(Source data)

-*-*-

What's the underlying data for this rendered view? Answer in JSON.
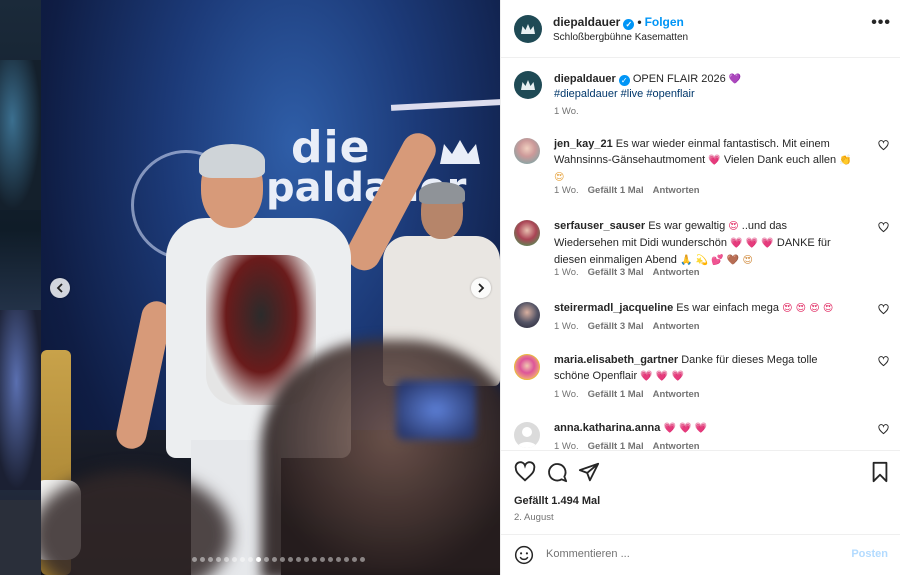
{
  "post": {
    "username": "diepaldauer",
    "follow_label": "Folgen",
    "separator": "•",
    "location": "Schloßbergbühne Kasematten",
    "more_icon": "more-horizontal-icon",
    "image": {
      "carousel_total": 22,
      "carousel_active": 9
    }
  },
  "caption": {
    "username": "diepaldauer",
    "text": "OPEN FLAIR 2026",
    "emoji": "💜",
    "hashtags": "#diepaldauer #live #openflair",
    "time": "1 Wo."
  },
  "comments": [
    {
      "user": "jen_kay_21",
      "text": "Es war wieder einmal fantastisch. Mit einem Wahnsinns-Gänsehautmoment",
      "emoji_mid": "💗",
      "text2": "Vielen Dank euch allen",
      "emoji_end": "👏 😍",
      "time": "1 Wo.",
      "likes": "Gefällt 1 Mal",
      "reply": "Antworten"
    },
    {
      "user": "serfauser_sauser",
      "text": "Es war gewaltig",
      "emoji_mid": "😍",
      "text2": "..und das Wiedersehen mit Didi wunderschön",
      "emoji_mid2": "💗 💗 💗",
      "text3": "DANKE für diesen einmaligen Abend",
      "emoji_end": "🙏 💫 💕 🤎 😍",
      "time": "1 Wo.",
      "likes": "Gefällt 3 Mal",
      "reply": "Antworten"
    },
    {
      "user": "steirermadl_jacqueline",
      "text": "Es war einfach mega",
      "emoji_end": "😍 😍 😍 😍",
      "time": "1 Wo.",
      "likes": "Gefällt 3 Mal",
      "reply": "Antworten"
    },
    {
      "user": "maria.elisabeth_gartner",
      "text": "Danke für dieses Mega tolle schöne Openflair",
      "emoji_end": "💗 💗 💗",
      "time": "1 Wo.",
      "likes": "Gefällt 1 Mal",
      "reply": "Antworten"
    },
    {
      "user": "anna.katharina.anna",
      "text": "",
      "emoji_end": "💗 💗 💗",
      "time": "1 Wo.",
      "likes": "Gefällt 1 Mal",
      "reply": "Antworten"
    }
  ],
  "actions": {
    "like_icon": "heart-icon",
    "comment_icon": "comment-icon",
    "share_icon": "send-icon",
    "save_icon": "bookmark-icon",
    "likes_text": "Gefällt 1.494 Mal",
    "date": "2. August"
  },
  "add_comment": {
    "placeholder": "Kommentieren ...",
    "post_label": "Posten"
  },
  "colors": {
    "accent": "#0095f6",
    "verified": "#0095f6",
    "heart_emoji": "#e0245e",
    "avatar_bg": "#1f4a55"
  },
  "image_overlay": {
    "logo_text_line1": "die",
    "logo_text_line2": "paldauer"
  }
}
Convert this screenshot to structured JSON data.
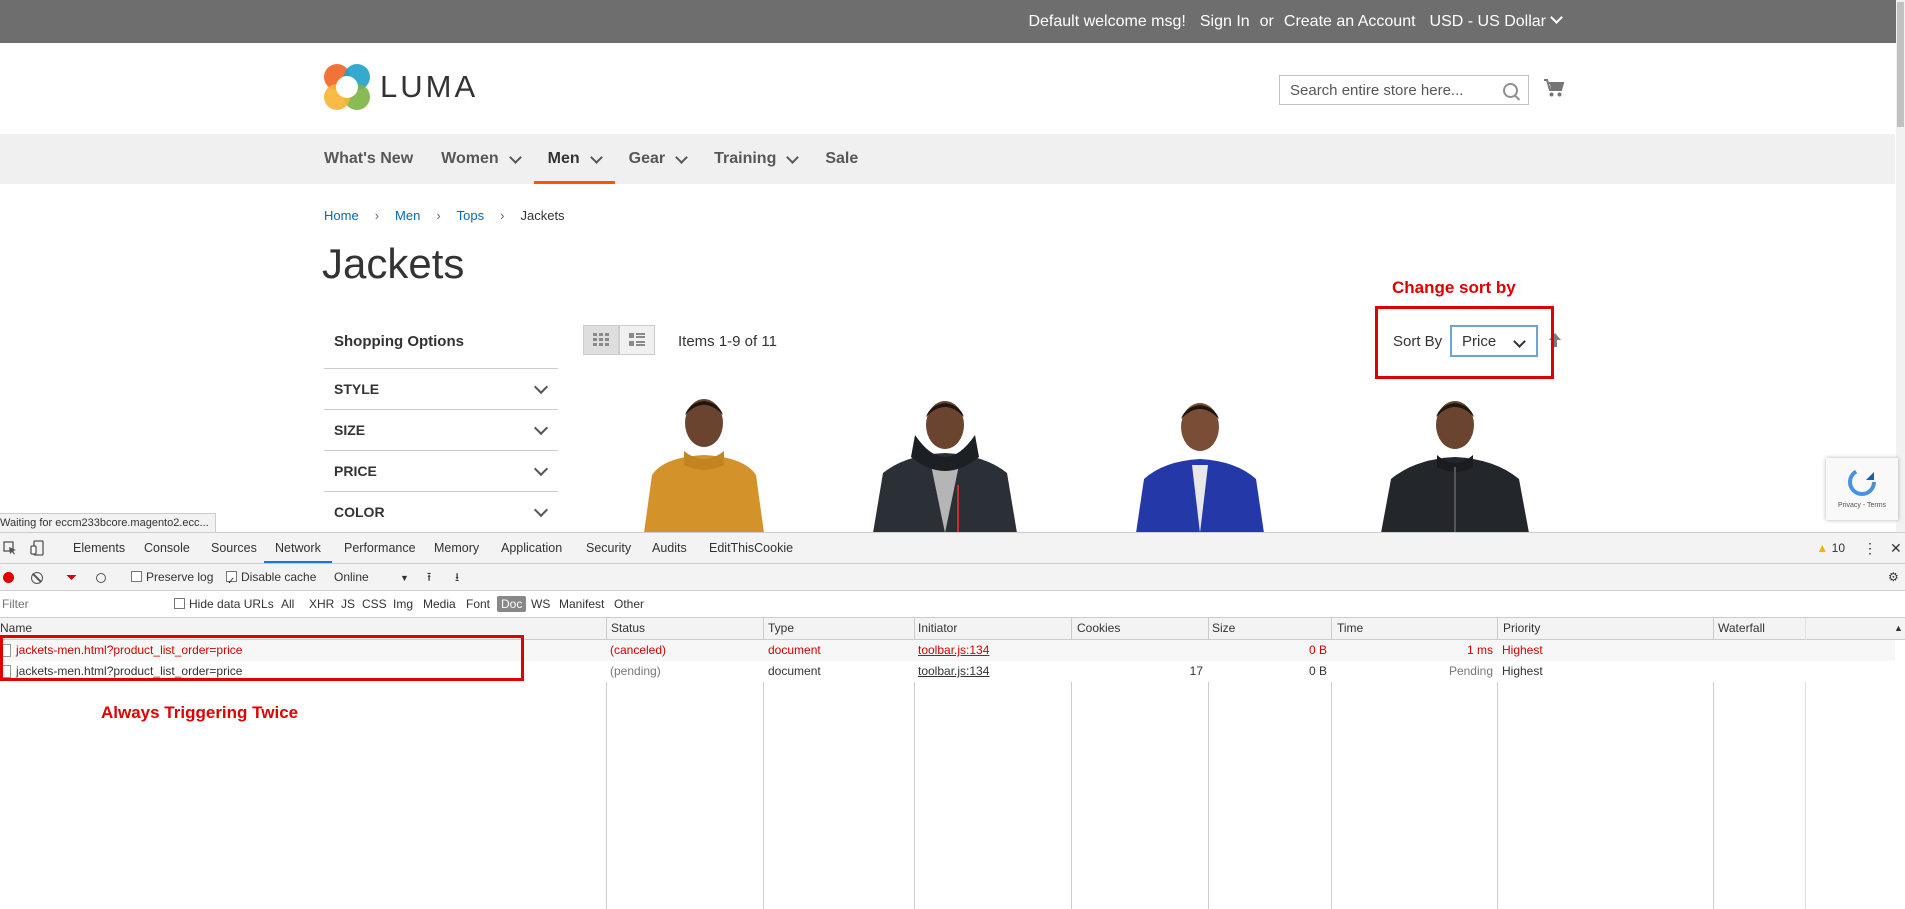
{
  "topbar": {
    "welcome": "Default welcome msg!",
    "sign_in": "Sign In",
    "or": "or",
    "create_account": "Create an Account",
    "currency": "USD - US Dollar"
  },
  "header": {
    "logo_text": "LUMA",
    "search_placeholder": "Search entire store here..."
  },
  "nav": {
    "items": [
      {
        "label": "What's New"
      },
      {
        "label": "Women"
      },
      {
        "label": "Men"
      },
      {
        "label": "Gear"
      },
      {
        "label": "Training"
      },
      {
        "label": "Sale"
      }
    ]
  },
  "breadcrumbs": [
    "Home",
    "Men",
    "Tops",
    "Jackets"
  ],
  "page_title": "Jackets",
  "sidebar": {
    "title": "Shopping Options",
    "filters": [
      "STYLE",
      "SIZE",
      "PRICE",
      "COLOR"
    ]
  },
  "toolbar": {
    "amount": "Items 1-9 of 11",
    "sort_by_label": "Sort By",
    "sort_value": "Price"
  },
  "annotations": {
    "sort": "Change sort by",
    "twice": "Always Triggering Twice"
  },
  "recaptcha": {
    "text": "Privacy - Terms"
  },
  "status_tooltip": "Waiting for eccm233bcore.magento2.ecc...",
  "devtools": {
    "tabs": [
      "Elements",
      "Console",
      "Sources",
      "Network",
      "Performance",
      "Memory",
      "Application",
      "Security",
      "Audits",
      "EditThisCookie"
    ],
    "active_tab": "Network",
    "warnings": "10",
    "preserve_log": "Preserve log",
    "disable_cache": "Disable cache",
    "throttle": "Online",
    "filter_placeholder": "Filter",
    "hide_data_urls": "Hide data URLs",
    "type_filters": [
      "All",
      "XHR",
      "JS",
      "CSS",
      "Img",
      "Media",
      "Font",
      "Doc",
      "WS",
      "Manifest",
      "Other"
    ],
    "columns": [
      "Name",
      "Status",
      "Type",
      "Initiator",
      "Cookies",
      "Size",
      "Time",
      "Priority",
      "Waterfall"
    ],
    "rows": [
      {
        "name": "jackets-men.html?product_list_order=price",
        "status": "(canceled)",
        "type": "document",
        "initiator": "toolbar.js:134",
        "cookies": "",
        "size": "0 B",
        "time": "1 ms",
        "priority": "Highest"
      },
      {
        "name": "jackets-men.html?product_list_order=price",
        "status": "(pending)",
        "type": "document",
        "initiator": "toolbar.js:134",
        "cookies": "17",
        "size": "0 B",
        "time": "Pending",
        "priority": "Highest"
      }
    ]
  },
  "colors": {
    "accent": "#ff5501",
    "annotation": "#e00000",
    "link": "#006bb4",
    "topbar": "#6e6e6e"
  }
}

-*-*-

:: BRIEF ::
Reproduce the entries above word for word. Pictures stay out.

:: TASK SOLUTION ::
What's the underlying data for this rendered view? Answer in JSON.
{
  "post": {
    "username": "diepaldauer",
    "follow_label": "Folgen",
    "separator": "•",
    "location": "Schloßbergbühne Kasematten",
    "more_icon": "more-horizontal-icon",
    "image": {
      "carousel_total": 22,
      "carousel_active": 9
    }
  },
  "caption": {
    "username": "diepaldauer",
    "text": "OPEN FLAIR 2026",
    "emoji": "💜",
    "hashtags": "#diepaldauer #live #openflair",
    "time": "1 Wo."
  },
  "comments": [
    {
      "user": "jen_kay_21",
      "text": "Es war wieder einmal fantastisch. Mit einem Wahnsinns-Gänsehautmoment",
      "emoji_mid": "💗",
      "text2": "Vielen Dank euch allen",
      "emoji_end": "👏 😍",
      "time": "1 Wo.",
      "likes": "Gefällt 1 Mal",
      "reply": "Antworten"
    },
    {
      "user": "serfauser_sauser",
      "text": "Es war gewaltig",
      "emoji_mid": "😍",
      "text2": "..und das Wiedersehen mit Didi wunderschön",
      "emoji_mid2": "💗 💗 💗",
      "text3": "DANKE für diesen einmaligen Abend",
      "emoji_end": "🙏 💫 💕 🤎 😍",
      "time": "1 Wo.",
      "likes": "Gefällt 3 Mal",
      "reply": "Antworten"
    },
    {
      "user": "steirermadl_jacqueline",
      "text": "Es war einfach mega",
      "emoji_end": "😍 😍 😍 😍",
      "time": "1 Wo.",
      "likes": "Gefällt 3 Mal",
      "reply": "Antworten"
    },
    {
      "user": "maria.elisabeth_gartner",
      "text": "Danke für dieses Mega tolle schöne Openflair",
      "emoji_end": "💗 💗 💗",
      "time": "1 Wo.",
      "likes": "Gefällt 1 Mal",
      "reply": "Antworten"
    },
    {
      "user": "anna.katharina.anna",
      "text": "",
      "emoji_end": "💗 💗 💗",
      "time": "1 Wo.",
      "likes": "Gefällt 1 Mal",
      "reply": "Antworten"
    }
  ],
  "actions": {
    "like_icon": "heart-icon",
    "comment_icon": "comment-icon",
    "share_icon": "send-icon",
    "save_icon": "bookmark-icon",
    "likes_text": "Gefällt 1.494 Mal",
    "date": "2. August"
  },
  "add_comment": {
    "placeholder": "Kommentieren ...",
    "post_label": "Posten"
  },
  "colors": {
    "accent": "#0095f6",
    "verified": "#0095f6",
    "heart_emoji": "#e0245e",
    "avatar_bg": "#1f4a55"
  },
  "image_overlay": {
    "logo_text_line1": "die",
    "logo_text_line2": "paldauer"
  }
}
Convert this screenshot to structured JSON data.
{
  "topbar": {
    "welcome": "Default welcome msg!",
    "sign_in": "Sign In",
    "or": "or",
    "create_account": "Create an Account",
    "currency": "USD - US Dollar"
  },
  "header": {
    "logo_text": "LUMA",
    "search_placeholder": "Search entire store here..."
  },
  "nav": {
    "items": [
      {
        "label": "What's New"
      },
      {
        "label": "Women"
      },
      {
        "label": "Men"
      },
      {
        "label": "Gear"
      },
      {
        "label": "Training"
      },
      {
        "label": "Sale"
      }
    ]
  },
  "breadcrumbs": [
    "Home",
    "Men",
    "Tops",
    "Jackets"
  ],
  "page_title": "Jackets",
  "sidebar": {
    "title": "Shopping Options",
    "filters": [
      "STYLE",
      "SIZE",
      "PRICE",
      "COLOR"
    ]
  },
  "toolbar": {
    "amount": "Items 1-9 of 11",
    "sort_by_label": "Sort By",
    "sort_value": "Price"
  },
  "annotations": {
    "sort": "Change sort by",
    "twice": "Always Triggering Twice"
  },
  "recaptcha": {
    "text": "Privacy - Terms"
  },
  "status_tooltip": "Waiting for eccm233bcore.magento2.ecc...",
  "devtools": {
    "tabs": [
      "Elements",
      "Console",
      "Sources",
      "Network",
      "Performance",
      "Memory",
      "Application",
      "Security",
      "Audits",
      "EditThisCookie"
    ],
    "active_tab": "Network",
    "warnings": "10",
    "preserve_log": "Preserve log",
    "disable_cache": "Disable cache",
    "throttle": "Online",
    "filter_placeholder": "Filter",
    "hide_data_urls": "Hide data URLs",
    "type_filters": [
      "All",
      "XHR",
      "JS",
      "CSS",
      "Img",
      "Media",
      "Font",
      "Doc",
      "WS",
      "Manifest",
      "Other"
    ],
    "columns": [
      "Name",
      "Status",
      "Type",
      "Initiator",
      "Cookies",
      "Size",
      "Time",
      "Priority",
      "Waterfall"
    ],
    "rows": [
      {
        "name": "jackets-men.html?product_list_order=price",
        "status": "(canceled)",
        "type": "document",
        "initiator": "toolbar.js:134",
        "cookies": "",
        "size": "0 B",
        "time": "1 ms",
        "priority": "Highest"
      },
      {
        "name": "jackets-men.html?product_list_order=price",
        "status": "(pending)",
        "type": "document",
        "initiator": "toolbar.js:134",
        "cookies": "17",
        "size": "0 B",
        "time": "Pending",
        "priority": "Highest"
      }
    ]
  },
  "colors": {
    "accent": "#ff5501",
    "annotation": "#e00000",
    "link": "#006bb4",
    "topbar": "#6e6e6e"
  }
}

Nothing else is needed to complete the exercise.